** START OF Input rows **

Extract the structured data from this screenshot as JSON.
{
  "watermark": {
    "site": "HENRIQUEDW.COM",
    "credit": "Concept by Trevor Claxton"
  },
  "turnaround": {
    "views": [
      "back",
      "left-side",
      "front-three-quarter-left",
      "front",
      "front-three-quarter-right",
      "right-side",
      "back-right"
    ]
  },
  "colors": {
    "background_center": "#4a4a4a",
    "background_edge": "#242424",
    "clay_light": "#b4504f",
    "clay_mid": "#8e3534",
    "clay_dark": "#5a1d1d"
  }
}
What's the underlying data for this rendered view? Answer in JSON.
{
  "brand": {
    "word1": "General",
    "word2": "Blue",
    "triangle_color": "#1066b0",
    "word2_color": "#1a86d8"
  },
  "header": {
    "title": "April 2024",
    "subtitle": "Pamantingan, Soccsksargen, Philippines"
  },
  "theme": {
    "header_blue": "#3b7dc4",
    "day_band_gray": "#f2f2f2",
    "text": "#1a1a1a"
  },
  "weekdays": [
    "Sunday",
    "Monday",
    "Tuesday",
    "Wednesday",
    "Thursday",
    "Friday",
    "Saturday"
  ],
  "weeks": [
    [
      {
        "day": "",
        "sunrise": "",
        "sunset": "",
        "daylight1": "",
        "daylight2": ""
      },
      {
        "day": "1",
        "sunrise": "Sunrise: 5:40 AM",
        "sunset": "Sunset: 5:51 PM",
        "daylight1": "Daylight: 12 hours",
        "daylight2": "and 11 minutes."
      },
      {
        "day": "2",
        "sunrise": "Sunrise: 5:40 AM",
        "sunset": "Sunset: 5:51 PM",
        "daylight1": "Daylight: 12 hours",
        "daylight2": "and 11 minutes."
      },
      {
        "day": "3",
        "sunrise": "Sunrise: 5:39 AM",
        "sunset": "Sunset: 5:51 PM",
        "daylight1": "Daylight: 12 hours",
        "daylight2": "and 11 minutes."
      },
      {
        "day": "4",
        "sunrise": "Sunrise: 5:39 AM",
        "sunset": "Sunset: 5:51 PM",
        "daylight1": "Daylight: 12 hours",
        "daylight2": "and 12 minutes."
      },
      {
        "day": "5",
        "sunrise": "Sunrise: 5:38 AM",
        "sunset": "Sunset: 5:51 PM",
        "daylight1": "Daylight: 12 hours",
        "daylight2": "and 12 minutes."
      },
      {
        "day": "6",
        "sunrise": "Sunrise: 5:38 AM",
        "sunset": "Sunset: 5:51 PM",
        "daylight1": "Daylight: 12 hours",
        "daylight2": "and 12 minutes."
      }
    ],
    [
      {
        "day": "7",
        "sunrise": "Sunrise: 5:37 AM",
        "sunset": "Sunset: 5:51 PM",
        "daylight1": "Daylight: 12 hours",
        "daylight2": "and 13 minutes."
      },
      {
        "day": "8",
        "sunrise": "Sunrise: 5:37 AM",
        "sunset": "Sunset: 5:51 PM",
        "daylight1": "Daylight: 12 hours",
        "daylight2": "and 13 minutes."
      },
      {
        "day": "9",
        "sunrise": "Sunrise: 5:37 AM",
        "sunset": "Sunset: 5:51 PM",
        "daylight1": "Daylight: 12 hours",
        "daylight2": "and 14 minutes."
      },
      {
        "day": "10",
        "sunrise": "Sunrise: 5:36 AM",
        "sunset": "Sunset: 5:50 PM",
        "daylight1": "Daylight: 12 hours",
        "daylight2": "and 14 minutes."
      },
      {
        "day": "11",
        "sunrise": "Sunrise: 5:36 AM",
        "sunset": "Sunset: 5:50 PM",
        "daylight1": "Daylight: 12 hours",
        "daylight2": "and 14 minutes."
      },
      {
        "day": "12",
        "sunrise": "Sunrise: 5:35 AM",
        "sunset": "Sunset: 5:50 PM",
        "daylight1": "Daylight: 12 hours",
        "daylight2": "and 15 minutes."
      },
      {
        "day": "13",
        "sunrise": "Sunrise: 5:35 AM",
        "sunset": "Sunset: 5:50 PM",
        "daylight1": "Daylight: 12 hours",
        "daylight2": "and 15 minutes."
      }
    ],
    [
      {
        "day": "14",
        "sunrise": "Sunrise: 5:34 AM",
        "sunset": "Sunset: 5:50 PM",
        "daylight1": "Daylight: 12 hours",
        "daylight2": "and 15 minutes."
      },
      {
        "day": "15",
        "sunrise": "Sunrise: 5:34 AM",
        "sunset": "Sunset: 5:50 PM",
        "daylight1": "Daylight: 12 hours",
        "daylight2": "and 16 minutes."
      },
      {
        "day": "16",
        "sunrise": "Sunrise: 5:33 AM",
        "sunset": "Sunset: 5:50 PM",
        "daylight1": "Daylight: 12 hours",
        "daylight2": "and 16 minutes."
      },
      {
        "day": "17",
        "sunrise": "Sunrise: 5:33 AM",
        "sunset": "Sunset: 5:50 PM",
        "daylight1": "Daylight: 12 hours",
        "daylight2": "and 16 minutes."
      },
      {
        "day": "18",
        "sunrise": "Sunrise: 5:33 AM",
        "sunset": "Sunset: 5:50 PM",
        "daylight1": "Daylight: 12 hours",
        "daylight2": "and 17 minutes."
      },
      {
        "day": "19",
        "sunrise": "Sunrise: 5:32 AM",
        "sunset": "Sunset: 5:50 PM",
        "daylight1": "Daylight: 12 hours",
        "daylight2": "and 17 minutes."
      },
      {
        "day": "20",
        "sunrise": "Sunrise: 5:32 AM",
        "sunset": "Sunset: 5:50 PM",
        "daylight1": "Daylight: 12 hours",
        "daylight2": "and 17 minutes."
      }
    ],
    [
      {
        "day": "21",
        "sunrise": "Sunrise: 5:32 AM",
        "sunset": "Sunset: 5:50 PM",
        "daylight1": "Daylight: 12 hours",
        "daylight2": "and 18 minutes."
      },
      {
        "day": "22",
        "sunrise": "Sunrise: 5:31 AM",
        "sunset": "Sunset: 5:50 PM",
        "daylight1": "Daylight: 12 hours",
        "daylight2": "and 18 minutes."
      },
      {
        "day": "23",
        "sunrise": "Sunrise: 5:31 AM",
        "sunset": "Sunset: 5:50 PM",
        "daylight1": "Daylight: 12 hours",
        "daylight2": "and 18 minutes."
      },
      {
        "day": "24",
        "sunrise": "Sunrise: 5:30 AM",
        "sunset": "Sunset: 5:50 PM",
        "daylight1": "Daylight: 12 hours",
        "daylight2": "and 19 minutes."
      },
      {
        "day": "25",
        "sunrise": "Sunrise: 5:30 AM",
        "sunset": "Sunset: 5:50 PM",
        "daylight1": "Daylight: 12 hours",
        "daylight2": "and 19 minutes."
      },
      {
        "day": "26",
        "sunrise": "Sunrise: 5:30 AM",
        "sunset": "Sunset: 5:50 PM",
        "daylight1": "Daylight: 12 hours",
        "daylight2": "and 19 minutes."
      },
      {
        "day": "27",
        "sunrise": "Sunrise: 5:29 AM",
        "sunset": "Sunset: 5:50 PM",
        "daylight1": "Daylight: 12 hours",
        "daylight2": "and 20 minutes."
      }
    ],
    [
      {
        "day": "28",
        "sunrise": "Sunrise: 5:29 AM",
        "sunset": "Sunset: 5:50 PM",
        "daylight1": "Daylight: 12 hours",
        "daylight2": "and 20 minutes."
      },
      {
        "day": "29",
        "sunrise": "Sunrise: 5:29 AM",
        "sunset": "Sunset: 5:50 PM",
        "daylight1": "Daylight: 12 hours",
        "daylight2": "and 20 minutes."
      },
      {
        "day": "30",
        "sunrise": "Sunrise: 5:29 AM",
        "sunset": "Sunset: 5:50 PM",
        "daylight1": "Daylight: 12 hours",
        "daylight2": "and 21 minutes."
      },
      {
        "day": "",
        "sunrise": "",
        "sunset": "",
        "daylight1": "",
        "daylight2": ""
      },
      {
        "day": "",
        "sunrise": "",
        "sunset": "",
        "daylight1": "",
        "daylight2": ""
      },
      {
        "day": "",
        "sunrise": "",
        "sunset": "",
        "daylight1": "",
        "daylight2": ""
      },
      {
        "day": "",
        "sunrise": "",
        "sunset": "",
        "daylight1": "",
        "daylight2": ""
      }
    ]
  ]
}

** END OF Input rows **

Copy every line from the entries that contains the word "JSON".

Extract the structured data from this screenshot as JSON.
What's the underlying data for this rendered view? Answer in JSON.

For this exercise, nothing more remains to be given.